### [Problem to solve]
Every entry must be given again exactly.

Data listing
------------------------------------------------------------
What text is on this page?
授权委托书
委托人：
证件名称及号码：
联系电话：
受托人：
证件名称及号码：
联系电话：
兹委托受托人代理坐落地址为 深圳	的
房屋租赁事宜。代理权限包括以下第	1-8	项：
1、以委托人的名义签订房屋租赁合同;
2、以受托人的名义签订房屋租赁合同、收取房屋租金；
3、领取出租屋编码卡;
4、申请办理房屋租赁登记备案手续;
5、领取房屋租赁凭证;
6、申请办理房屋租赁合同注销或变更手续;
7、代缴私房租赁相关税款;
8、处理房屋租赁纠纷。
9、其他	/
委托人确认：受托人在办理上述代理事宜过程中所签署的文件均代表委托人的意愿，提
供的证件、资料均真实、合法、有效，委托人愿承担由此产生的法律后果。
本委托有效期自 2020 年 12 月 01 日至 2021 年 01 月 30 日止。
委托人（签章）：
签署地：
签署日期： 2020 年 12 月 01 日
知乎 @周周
------------------------------------------------------------
### [Answer below]
What text is on this page?
授权委托书
委托人：
证件名称及号码：
联系电话：
受托人：
证件名称及号码：
联系电话：
兹委托受托人代理坐落地址为 深圳	的
房屋租赁事宜。代理权限包括以下第	1-8	项：
1、以委托人的名义签订房屋租赁合同;
2、以受托人的名义签订房屋租赁合同、收取房屋租金；
3、领取出租屋编码卡;
4、申请办理房屋租赁登记备案手续;
5、领取房屋租赁凭证;
6、申请办理房屋租赁合同注销或变更手续;
7、代缴私房租赁相关税款;
8、处理房屋租赁纠纷。
9、其他	/
委托人确认：受托人在办理上述代理事宜过程中所签署的文件均代表委托人的意愿，提
供的证件、资料均真实、合法、有效，委托人愿承担由此产生的法律后果。
本委托有效期自 2020 年 12 月 01 日至 2021 年 01 月 30 日止。
委托人（签章）：
签署地：
签署日期： 2020 年 12 月 01 日
知乎 @周周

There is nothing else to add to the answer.